— Exercise prompt —
Repeat the full listing, word for word.

— Given data —
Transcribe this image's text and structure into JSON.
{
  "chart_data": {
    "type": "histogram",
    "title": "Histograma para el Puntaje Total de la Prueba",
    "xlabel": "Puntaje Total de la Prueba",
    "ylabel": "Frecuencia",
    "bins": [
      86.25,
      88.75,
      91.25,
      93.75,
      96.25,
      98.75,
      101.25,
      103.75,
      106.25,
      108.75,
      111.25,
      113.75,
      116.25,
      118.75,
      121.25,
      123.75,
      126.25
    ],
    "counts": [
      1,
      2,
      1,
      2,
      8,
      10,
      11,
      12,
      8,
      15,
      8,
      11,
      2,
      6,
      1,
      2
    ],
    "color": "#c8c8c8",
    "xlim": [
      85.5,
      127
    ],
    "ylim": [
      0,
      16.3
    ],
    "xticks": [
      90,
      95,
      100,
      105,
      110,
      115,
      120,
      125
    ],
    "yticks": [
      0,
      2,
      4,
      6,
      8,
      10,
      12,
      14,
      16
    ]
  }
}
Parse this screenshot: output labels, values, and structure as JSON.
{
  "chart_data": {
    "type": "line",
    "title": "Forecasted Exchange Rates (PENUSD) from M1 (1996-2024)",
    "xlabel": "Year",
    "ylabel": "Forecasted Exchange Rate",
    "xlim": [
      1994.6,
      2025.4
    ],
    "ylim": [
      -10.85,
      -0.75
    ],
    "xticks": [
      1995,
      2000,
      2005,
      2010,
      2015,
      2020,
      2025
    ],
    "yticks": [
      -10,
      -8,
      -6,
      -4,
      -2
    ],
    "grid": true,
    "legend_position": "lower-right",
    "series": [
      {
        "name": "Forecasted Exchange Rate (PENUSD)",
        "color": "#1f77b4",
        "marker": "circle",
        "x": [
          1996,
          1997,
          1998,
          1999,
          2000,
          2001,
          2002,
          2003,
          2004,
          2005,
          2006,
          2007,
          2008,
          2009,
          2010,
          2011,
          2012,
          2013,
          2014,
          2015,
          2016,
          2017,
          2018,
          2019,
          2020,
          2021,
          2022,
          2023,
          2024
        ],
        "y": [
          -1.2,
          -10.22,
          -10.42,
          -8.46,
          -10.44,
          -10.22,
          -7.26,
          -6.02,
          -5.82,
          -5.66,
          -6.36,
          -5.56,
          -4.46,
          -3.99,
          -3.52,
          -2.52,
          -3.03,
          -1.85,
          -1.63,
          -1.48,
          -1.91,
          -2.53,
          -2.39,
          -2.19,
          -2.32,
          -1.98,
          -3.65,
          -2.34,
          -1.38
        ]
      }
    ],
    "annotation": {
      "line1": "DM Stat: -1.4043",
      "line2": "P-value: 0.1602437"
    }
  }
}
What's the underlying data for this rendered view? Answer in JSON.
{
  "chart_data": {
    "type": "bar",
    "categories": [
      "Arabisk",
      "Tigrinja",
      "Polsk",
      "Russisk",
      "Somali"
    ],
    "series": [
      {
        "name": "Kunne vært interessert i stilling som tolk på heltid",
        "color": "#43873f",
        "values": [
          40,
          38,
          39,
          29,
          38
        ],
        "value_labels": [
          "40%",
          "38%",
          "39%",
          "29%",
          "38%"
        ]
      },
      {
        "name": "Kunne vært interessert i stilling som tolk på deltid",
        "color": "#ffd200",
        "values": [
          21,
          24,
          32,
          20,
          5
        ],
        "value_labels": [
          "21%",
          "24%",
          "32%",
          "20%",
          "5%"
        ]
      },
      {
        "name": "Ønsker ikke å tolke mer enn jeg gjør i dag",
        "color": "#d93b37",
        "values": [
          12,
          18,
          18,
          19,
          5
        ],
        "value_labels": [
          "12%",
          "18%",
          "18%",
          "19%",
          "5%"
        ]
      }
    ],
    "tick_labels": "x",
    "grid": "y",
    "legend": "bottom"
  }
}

— Correct response —
Transcribe this image's text and structure into JSON.
{
  "chart_data": {
    "type": "histogram",
    "title": "Histograma para el Puntaje Total de la Prueba",
    "xlabel": "Puntaje Total de la Prueba",
    "ylabel": "Frecuencia",
    "bins": [
      86.25,
      88.75,
      91.25,
      93.75,
      96.25,
      98.75,
      101.25,
      103.75,
      106.25,
      108.75,
      111.25,
      113.75,
      116.25,
      118.75,
      121.25,
      123.75,
      126.25
    ],
    "counts": [
      1,
      2,
      1,
      2,
      8,
      10,
      11,
      12,
      8,
      15,
      8,
      11,
      2,
      6,
      1,
      2
    ],
    "color": "#c8c8c8",
    "xlim": [
      85.5,
      127
    ],
    "ylim": [
      0,
      16.3
    ],
    "xticks": [
      90,
      95,
      100,
      105,
      110,
      115,
      120,
      125
    ],
    "yticks": [
      0,
      2,
      4,
      6,
      8,
      10,
      12,
      14,
      16
    ]
  }
}
Parse this screenshot: output labels, values, and structure as JSON.
{
  "chart_data": {
    "type": "line",
    "title": "Forecasted Exchange Rates (PENUSD) from M1 (1996-2024)",
    "xlabel": "Year",
    "ylabel": "Forecasted Exchange Rate",
    "xlim": [
      1994.6,
      2025.4
    ],
    "ylim": [
      -10.85,
      -0.75
    ],
    "xticks": [
      1995,
      2000,
      2005,
      2010,
      2015,
      2020,
      2025
    ],
    "yticks": [
      -10,
      -8,
      -6,
      -4,
      -2
    ],
    "grid": true,
    "legend_position": "lower-right",
    "series": [
      {
        "name": "Forecasted Exchange Rate (PENUSD)",
        "color": "#1f77b4",
        "marker": "circle",
        "x": [
          1996,
          1997,
          1998,
          1999,
          2000,
          2001,
          2002,
          2003,
          2004,
          2005,
          2006,
          2007,
          2008,
          2009,
          2010,
          2011,
          2012,
          2013,
          2014,
          2015,
          2016,
          2017,
          2018,
          2019,
          2020,
          2021,
          2022,
          2023,
          2024
        ],
        "y": [
          -1.2,
          -10.22,
          -10.42,
          -8.46,
          -10.44,
          -10.22,
          -7.26,
          -6.02,
          -5.82,
          -5.66,
          -6.36,
          -5.56,
          -4.46,
          -3.99,
          -3.52,
          -2.52,
          -3.03,
          -1.85,
          -1.63,
          -1.48,
          -1.91,
          -2.53,
          -2.39,
          -2.19,
          -2.32,
          -1.98,
          -3.65,
          -2.34,
          -1.38
        ]
      }
    ],
    "annotation": {
      "line1": "DM Stat: -1.4043",
      "line2": "P-value: 0.1602437"
    }
  }
}
What's the underlying data for this rendered view? Answer in JSON.
{
  "chart_data": {
    "type": "bar",
    "categories": [
      "Arabisk",
      "Tigrinja",
      "Polsk",
      "Russisk",
      "Somali"
    ],
    "series": [
      {
        "name": "Kunne vært interessert i stilling som tolk på heltid",
        "color": "#43873f",
        "values": [
          40,
          38,
          39,
          29,
          38
        ],
        "value_labels": [
          "40%",
          "38%",
          "39%",
          "29%",
          "38%"
        ]
      },
      {
        "name": "Kunne vært interessert i stilling som tolk på deltid",
        "color": "#ffd200",
        "values": [
          21,
          24,
          32,
          20,
          5
        ],
        "value_labels": [
          "21%",
          "24%",
          "32%",
          "20%",
          "5%"
        ]
      },
      {
        "name": "Ønsker ikke å tolke mer enn jeg gjør i dag",
        "color": "#d93b37",
        "values": [
          12,
          18,
          18,
          19,
          5
        ],
        "value_labels": [
          "12%",
          "18%",
          "18%",
          "19%",
          "5%"
        ]
      }
    ],
    "tick_labels": "x",
    "grid": "y",
    "legend": "bottom"
  }
}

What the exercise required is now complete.